— Supplied data —

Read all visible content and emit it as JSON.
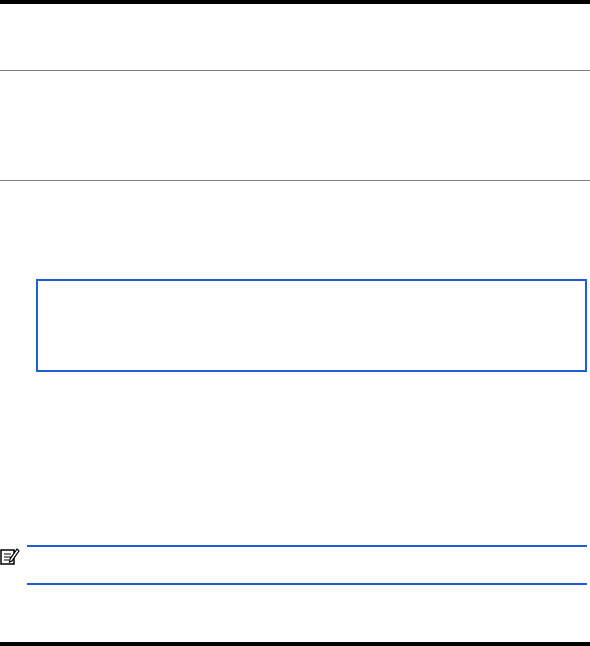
{
  "colors": {
    "rule_heavy": "#000000",
    "rule_light": "#808080",
    "accent": "#1f5fd6"
  },
  "icons": {
    "note": "note-icon"
  }
}
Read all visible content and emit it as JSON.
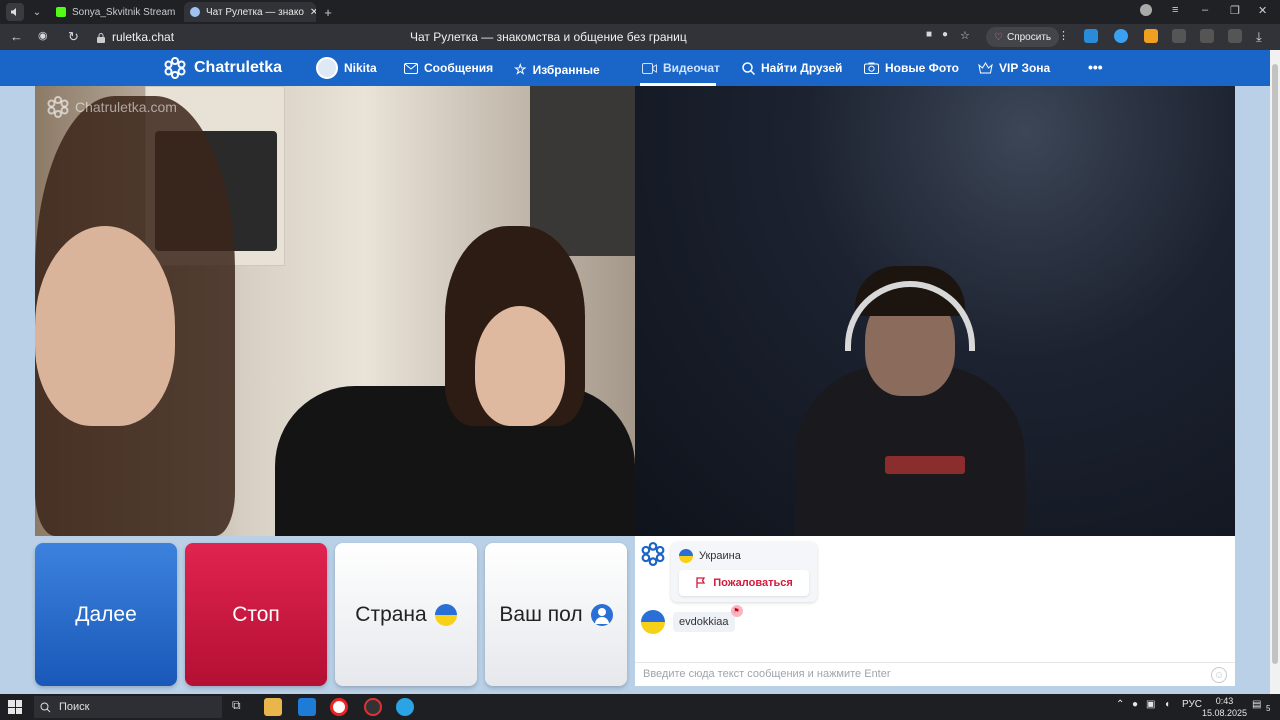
{
  "browser": {
    "tabs": [
      {
        "title": "Sonya_Skvitnik Stream - Ki",
        "active": false
      },
      {
        "title": "Чат Рулетка — знако",
        "active": true
      }
    ],
    "url": "ruletka.chat",
    "page_title": "Чат Рулетка — знакомства и общение без границ",
    "ask_button": "Спросить"
  },
  "site": {
    "logo": "Chatruletka",
    "nav": [
      {
        "label": "Nikita",
        "icon": "user-avatar-icon"
      },
      {
        "label": "Сообщения",
        "icon": "mail-icon"
      },
      {
        "label": "Избранные",
        "icon": "star-icon"
      },
      {
        "label": "Видеочат",
        "icon": "video-icon",
        "active": true
      },
      {
        "label": "Найти Друзей",
        "icon": "search-icon"
      },
      {
        "label": "Новые Фото",
        "icon": "camera-icon"
      },
      {
        "label": "VIP Зона",
        "icon": "crown-icon"
      },
      {
        "label": "•••",
        "icon": "more-icon"
      }
    ],
    "accent": "#1a65c8"
  },
  "video": {
    "watermark": "Chatruletka.com"
  },
  "controls": {
    "next_label": "Далее",
    "stop_label": "Стоп",
    "country_label": "Страна",
    "gender_label": "Ваш пол",
    "next_color": "#1958b8",
    "stop_color": "#b40f34"
  },
  "chat": {
    "country": "Украина",
    "report_label": "Пожаловаться",
    "username": "evdokkiaa",
    "input_placeholder": "Введите сюда текст сообщения и нажмите Enter"
  },
  "taskbar": {
    "search_label": "Поиск",
    "lang": "РУС",
    "time": "0:43",
    "date": "15.08.2025",
    "notifications": "5"
  }
}
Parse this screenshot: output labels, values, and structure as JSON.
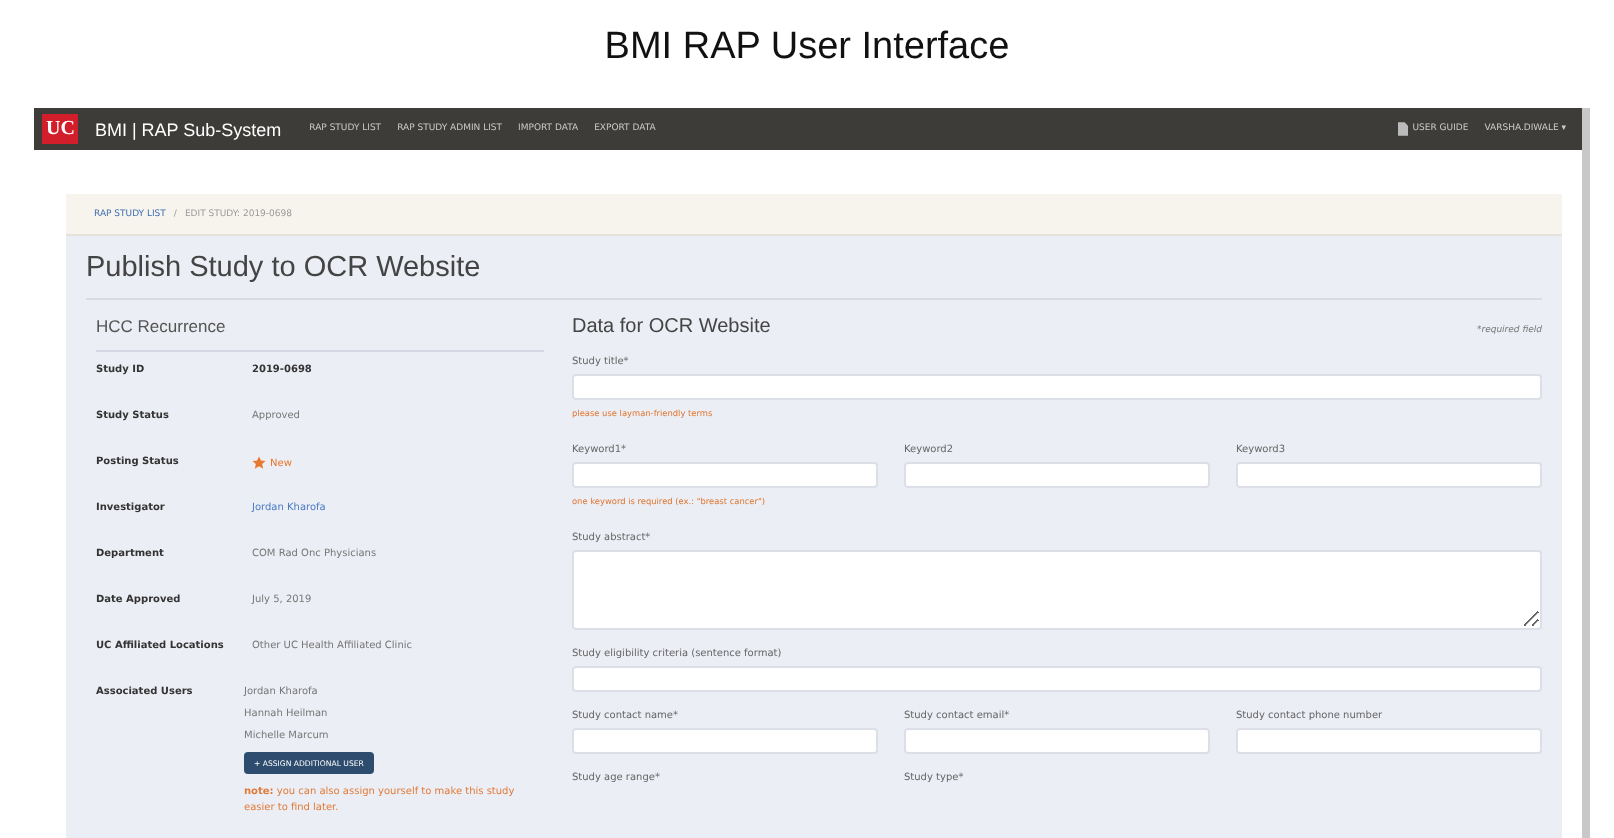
{
  "slide_title": "BMI RAP User Interface",
  "navbar": {
    "logo": "UC",
    "brand": "BMI | RAP Sub-System",
    "links": [
      "RAP STUDY LIST",
      "RAP STUDY ADMIN LIST",
      "IMPORT DATA",
      "EXPORT DATA"
    ],
    "user_guide": "USER GUIDE",
    "user": "VARSHA.DIWALE",
    "caret": "▾"
  },
  "breadcrumb": [
    {
      "label": "RAP STUDY LIST",
      "link": true
    },
    {
      "label": "/",
      "link": false
    },
    {
      "label": "EDIT STUDY: 2019-0698",
      "link": false
    }
  ],
  "page_title": "Publish Study to OCR Website",
  "study": {
    "title": "HCC Recurrence",
    "fields": [
      {
        "label": "Study ID",
        "kind": "bold",
        "values": [
          "2019-0698"
        ]
      },
      {
        "label": "Study Status",
        "kind": "plain",
        "values": [
          "Approved"
        ]
      },
      {
        "label": "Posting Status",
        "kind": "status",
        "values": [
          "New"
        ]
      },
      {
        "label": "Investigator",
        "kind": "link",
        "values": [
          "Jordan Kharofa"
        ]
      },
      {
        "label": "Department",
        "kind": "plain",
        "values": [
          "COM Rad Onc Physicians"
        ]
      },
      {
        "label": "Date Approved",
        "kind": "plain",
        "values": [
          "July 5, 2019"
        ]
      },
      {
        "label": "UC Affiliated Locations",
        "kind": "plain",
        "values": [
          "Other UC Health Affiliated Clinic"
        ]
      },
      {
        "label": "Associated Users",
        "kind": "plain",
        "values": [
          "Jordan Kharofa",
          "Hannah Heilman",
          "Michelle Marcum"
        ]
      }
    ],
    "assign_button": "+ ASSIGN ADDITIONAL USER",
    "note": "**note:** you can also assign yourself to make this study easier to find later."
  },
  "form": {
    "title": "Data for OCR Website",
    "required_note": "*required field",
    "rows": [
      [
        {
          "label": "Study title*",
          "kind": "input",
          "hint": "please use layman-friendly terms"
        }
      ],
      [
        {
          "label": "Keyword1*",
          "kind": "input",
          "hint": "one keyword is required (ex.: \"breast cancer\")"
        },
        {
          "label": "Keyword2",
          "kind": "input"
        },
        {
          "label": "Keyword3",
          "kind": "input"
        }
      ],
      [
        {
          "label": "Study abstract*",
          "kind": "textarea"
        }
      ],
      [
        {
          "label": "Study eligibility criteria (sentence format)",
          "kind": "input"
        }
      ],
      [
        {
          "label": "Study contact name*",
          "kind": "input"
        },
        {
          "label": "Study contact email*",
          "kind": "input"
        },
        {
          "label": "Study contact phone number",
          "kind": "input"
        }
      ],
      [
        {
          "label": "Study age range*",
          "kind": "label"
        },
        {
          "label": "Study type*",
          "kind": "label"
        },
        {
          "kind": "blank"
        }
      ]
    ]
  }
}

— Direction —
Repeat the material above word for word, please, apart from its images.

— Output for this task —
Read all visible content and emit it as JSON.
{
  "colors": {
    "rule_heavy": "#000000",
    "rule_light": "#808080",
    "accent": "#1f5fd6"
  },
  "icons": {
    "note": "note-icon"
  }
}
Read all visible content and emit it as JSON.
{
  "browser": {
    "tabs": [
      {
        "title": "Sonya_Skvitnik Stream - Ki",
        "active": false
      },
      {
        "title": "Чат Рулетка — знако",
        "active": true
      }
    ],
    "url": "ruletka.chat",
    "page_title": "Чат Рулетка — знакомства и общение без границ",
    "ask_button": "Спросить"
  },
  "site": {
    "logo": "Chatruletka",
    "nav": [
      {
        "label": "Nikita",
        "icon": "user-avatar-icon"
      },
      {
        "label": "Сообщения",
        "icon": "mail-icon"
      },
      {
        "label": "Избранные",
        "icon": "star-icon"
      },
      {
        "label": "Видеочат",
        "icon": "video-icon",
        "active": true
      },
      {
        "label": "Найти Друзей",
        "icon": "search-icon"
      },
      {
        "label": "Новые Фото",
        "icon": "camera-icon"
      },
      {
        "label": "VIP Зона",
        "icon": "crown-icon"
      },
      {
        "label": "•••",
        "icon": "more-icon"
      }
    ],
    "accent": "#1a65c8"
  },
  "video": {
    "watermark": "Chatruletka.com"
  },
  "controls": {
    "next_label": "Далее",
    "stop_label": "Стоп",
    "country_label": "Страна",
    "gender_label": "Ваш пол",
    "next_color": "#1958b8",
    "stop_color": "#b40f34"
  },
  "chat": {
    "country": "Украина",
    "report_label": "Пожаловаться",
    "username": "evdokkiaa",
    "input_placeholder": "Введите сюда текст сообщения и нажмите Enter"
  },
  "taskbar": {
    "search_label": "Поиск",
    "lang": "РУС",
    "time": "0:43",
    "date": "15.08.2025",
    "notifications": "5"
  }
}
Parse this screenshot: output labels, values, and structure as JSON.
{
  "slide_title": "BMI RAP User Interface",
  "navbar": {
    "logo": "UC",
    "brand": "BMI | RAP Sub-System",
    "links": [
      "RAP STUDY LIST",
      "RAP STUDY ADMIN LIST",
      "IMPORT DATA",
      "EXPORT DATA"
    ],
    "user_guide": "USER GUIDE",
    "user": "VARSHA.DIWALE",
    "caret": "▾"
  },
  "breadcrumb": [
    {
      "label": "RAP STUDY LIST",
      "link": true
    },
    {
      "label": "/",
      "link": false
    },
    {
      "label": "EDIT STUDY: 2019-0698",
      "link": false
    }
  ],
  "page_title": "Publish Study to OCR Website",
  "study": {
    "title": "HCC Recurrence",
    "fields": [
      {
        "label": "Study ID",
        "kind": "bold",
        "values": [
          "2019-0698"
        ]
      },
      {
        "label": "Study Status",
        "kind": "plain",
        "values": [
          "Approved"
        ]
      },
      {
        "label": "Posting Status",
        "kind": "status",
        "values": [
          "New"
        ]
      },
      {
        "label": "Investigator",
        "kind": "link",
        "values": [
          "Jordan Kharofa"
        ]
      },
      {
        "label": "Department",
        "kind": "plain",
        "values": [
          "COM Rad Onc Physicians"
        ]
      },
      {
        "label": "Date Approved",
        "kind": "plain",
        "values": [
          "July 5, 2019"
        ]
      },
      {
        "label": "UC Affiliated Locations",
        "kind": "plain",
        "values": [
          "Other UC Health Affiliated Clinic"
        ]
      },
      {
        "label": "Associated Users",
        "kind": "plain",
        "values": [
          "Jordan Kharofa",
          "Hannah Heilman",
          "Michelle Marcum"
        ]
      }
    ],
    "assign_button": "+ ASSIGN ADDITIONAL USER",
    "note": "**note:** you can also assign yourself to make this study easier to find later."
  },
  "form": {
    "title": "Data for OCR Website",
    "required_note": "*required field",
    "rows": [
      [
        {
          "label": "Study title*",
          "kind": "input",
          "hint": "please use layman-friendly terms"
        }
      ],
      [
        {
          "label": "Keyword1*",
          "kind": "input",
          "hint": "one keyword is required (ex.: \"breast cancer\")"
        },
        {
          "label": "Keyword2",
          "kind": "input"
        },
        {
          "label": "Keyword3",
          "kind": "input"
        }
      ],
      [
        {
          "label": "Study abstract*",
          "kind": "textarea"
        }
      ],
      [
        {
          "label": "Study eligibility criteria (sentence format)",
          "kind": "input"
        }
      ],
      [
        {
          "label": "Study contact name*",
          "kind": "input"
        },
        {
          "label": "Study contact email*",
          "kind": "input"
        },
        {
          "label": "Study contact phone number",
          "kind": "input"
        }
      ],
      [
        {
          "label": "Study age range*",
          "kind": "label"
        },
        {
          "label": "Study type*",
          "kind": "label"
        },
        {
          "kind": "blank"
        }
      ]
    ]
  }
}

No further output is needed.